> [Do this]
Quote the data below in full, please, without altering anything.

> [Exercise inputs]

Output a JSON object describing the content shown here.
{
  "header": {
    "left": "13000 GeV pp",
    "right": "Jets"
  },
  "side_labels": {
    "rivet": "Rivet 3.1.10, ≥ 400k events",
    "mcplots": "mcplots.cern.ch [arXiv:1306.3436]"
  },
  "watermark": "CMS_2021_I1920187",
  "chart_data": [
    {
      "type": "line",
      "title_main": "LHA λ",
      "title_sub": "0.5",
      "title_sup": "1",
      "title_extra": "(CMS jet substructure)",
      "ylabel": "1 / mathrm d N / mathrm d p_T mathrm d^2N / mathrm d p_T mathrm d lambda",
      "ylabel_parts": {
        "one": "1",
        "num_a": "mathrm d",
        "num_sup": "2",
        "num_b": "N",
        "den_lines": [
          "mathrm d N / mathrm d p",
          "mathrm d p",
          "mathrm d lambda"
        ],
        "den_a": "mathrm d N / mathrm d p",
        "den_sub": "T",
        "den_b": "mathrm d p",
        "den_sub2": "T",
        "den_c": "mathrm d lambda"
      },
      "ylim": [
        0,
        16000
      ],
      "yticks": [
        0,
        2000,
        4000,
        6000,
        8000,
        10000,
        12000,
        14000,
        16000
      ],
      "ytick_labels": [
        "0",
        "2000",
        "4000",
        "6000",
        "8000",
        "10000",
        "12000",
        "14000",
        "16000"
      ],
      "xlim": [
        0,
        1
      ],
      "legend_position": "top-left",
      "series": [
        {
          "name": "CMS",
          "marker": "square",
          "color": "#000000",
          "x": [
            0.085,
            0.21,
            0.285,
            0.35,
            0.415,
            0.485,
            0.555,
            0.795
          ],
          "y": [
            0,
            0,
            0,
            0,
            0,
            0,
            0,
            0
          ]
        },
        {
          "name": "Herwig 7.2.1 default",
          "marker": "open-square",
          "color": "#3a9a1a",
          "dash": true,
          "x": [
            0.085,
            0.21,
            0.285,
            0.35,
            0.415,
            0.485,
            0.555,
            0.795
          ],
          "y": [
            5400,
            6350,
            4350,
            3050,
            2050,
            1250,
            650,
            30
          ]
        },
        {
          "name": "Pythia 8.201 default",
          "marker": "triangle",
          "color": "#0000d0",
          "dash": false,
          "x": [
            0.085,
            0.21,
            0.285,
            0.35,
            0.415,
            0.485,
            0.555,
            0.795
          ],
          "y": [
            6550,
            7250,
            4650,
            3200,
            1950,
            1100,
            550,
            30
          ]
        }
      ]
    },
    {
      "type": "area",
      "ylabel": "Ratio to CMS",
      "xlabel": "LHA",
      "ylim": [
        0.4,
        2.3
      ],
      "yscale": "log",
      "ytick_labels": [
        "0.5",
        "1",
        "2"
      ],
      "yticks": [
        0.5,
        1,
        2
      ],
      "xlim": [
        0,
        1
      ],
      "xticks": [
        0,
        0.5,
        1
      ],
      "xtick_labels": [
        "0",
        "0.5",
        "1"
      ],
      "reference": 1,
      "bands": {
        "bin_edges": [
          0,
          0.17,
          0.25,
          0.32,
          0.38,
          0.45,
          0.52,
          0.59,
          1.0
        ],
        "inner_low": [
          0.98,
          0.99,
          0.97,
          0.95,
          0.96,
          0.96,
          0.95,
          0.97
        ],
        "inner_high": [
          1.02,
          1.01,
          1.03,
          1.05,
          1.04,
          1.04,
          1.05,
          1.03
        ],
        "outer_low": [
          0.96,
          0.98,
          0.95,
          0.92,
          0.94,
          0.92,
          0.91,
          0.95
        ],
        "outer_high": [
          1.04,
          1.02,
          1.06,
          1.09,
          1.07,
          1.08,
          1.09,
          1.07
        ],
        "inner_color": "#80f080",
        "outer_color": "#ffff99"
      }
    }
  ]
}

> [Final result]
Output a JSON object describing the content shown here.
{
  "header": {
    "left": "13000 GeV pp",
    "right": "Jets"
  },
  "side_labels": {
    "rivet": "Rivet 3.1.10, ≥ 400k events",
    "mcplots": "mcplots.cern.ch [arXiv:1306.3436]"
  },
  "watermark": "CMS_2021_I1920187",
  "chart_data": [
    {
      "type": "line",
      "title_main": "LHA λ",
      "title_sub": "0.5",
      "title_sup": "1",
      "title_extra": "(CMS jet substructure)",
      "ylabel": "1 / mathrm d N / mathrm d p_T mathrm d^2N / mathrm d p_T mathrm d lambda",
      "ylabel_parts": {
        "one": "1",
        "num_a": "mathrm d",
        "num_sup": "2",
        "num_b": "N",
        "den_lines": [
          "mathrm d N / mathrm d p",
          "mathrm d p",
          "mathrm d lambda"
        ],
        "den_a": "mathrm d N / mathrm d p",
        "den_sub": "T",
        "den_b": "mathrm d p",
        "den_sub2": "T",
        "den_c": "mathrm d lambda"
      },
      "ylim": [
        0,
        16000
      ],
      "yticks": [
        0,
        2000,
        4000,
        6000,
        8000,
        10000,
        12000,
        14000,
        16000
      ],
      "ytick_labels": [
        "0",
        "2000",
        "4000",
        "6000",
        "8000",
        "10000",
        "12000",
        "14000",
        "16000"
      ],
      "xlim": [
        0,
        1
      ],
      "legend_position": "top-left",
      "series": [
        {
          "name": "CMS",
          "marker": "square",
          "color": "#000000",
          "x": [
            0.085,
            0.21,
            0.285,
            0.35,
            0.415,
            0.485,
            0.555,
            0.795
          ],
          "y": [
            0,
            0,
            0,
            0,
            0,
            0,
            0,
            0
          ]
        },
        {
          "name": "Herwig 7.2.1 default",
          "marker": "open-square",
          "color": "#3a9a1a",
          "dash": true,
          "x": [
            0.085,
            0.21,
            0.285,
            0.35,
            0.415,
            0.485,
            0.555,
            0.795
          ],
          "y": [
            5400,
            6350,
            4350,
            3050,
            2050,
            1250,
            650,
            30
          ]
        },
        {
          "name": "Pythia 8.201 default",
          "marker": "triangle",
          "color": "#0000d0",
          "dash": false,
          "x": [
            0.085,
            0.21,
            0.285,
            0.35,
            0.415,
            0.485,
            0.555,
            0.795
          ],
          "y": [
            6550,
            7250,
            4650,
            3200,
            1950,
            1100,
            550,
            30
          ]
        }
      ]
    },
    {
      "type": "area",
      "ylabel": "Ratio to CMS",
      "xlabel": "LHA",
      "ylim": [
        0.4,
        2.3
      ],
      "yscale": "log",
      "ytick_labels": [
        "0.5",
        "1",
        "2"
      ],
      "yticks": [
        0.5,
        1,
        2
      ],
      "xlim": [
        0,
        1
      ],
      "xticks": [
        0,
        0.5,
        1
      ],
      "xtick_labels": [
        "0",
        "0.5",
        "1"
      ],
      "reference": 1,
      "bands": {
        "bin_edges": [
          0,
          0.17,
          0.25,
          0.32,
          0.38,
          0.45,
          0.52,
          0.59,
          1.0
        ],
        "inner_low": [
          0.98,
          0.99,
          0.97,
          0.95,
          0.96,
          0.96,
          0.95,
          0.97
        ],
        "inner_high": [
          1.02,
          1.01,
          1.03,
          1.05,
          1.04,
          1.04,
          1.05,
          1.03
        ],
        "outer_low": [
          0.96,
          0.98,
          0.95,
          0.92,
          0.94,
          0.92,
          0.91,
          0.95
        ],
        "outer_high": [
          1.04,
          1.02,
          1.06,
          1.09,
          1.07,
          1.08,
          1.09,
          1.07
        ],
        "inner_color": "#80f080",
        "outer_color": "#ffff99"
      }
    }
  ]
}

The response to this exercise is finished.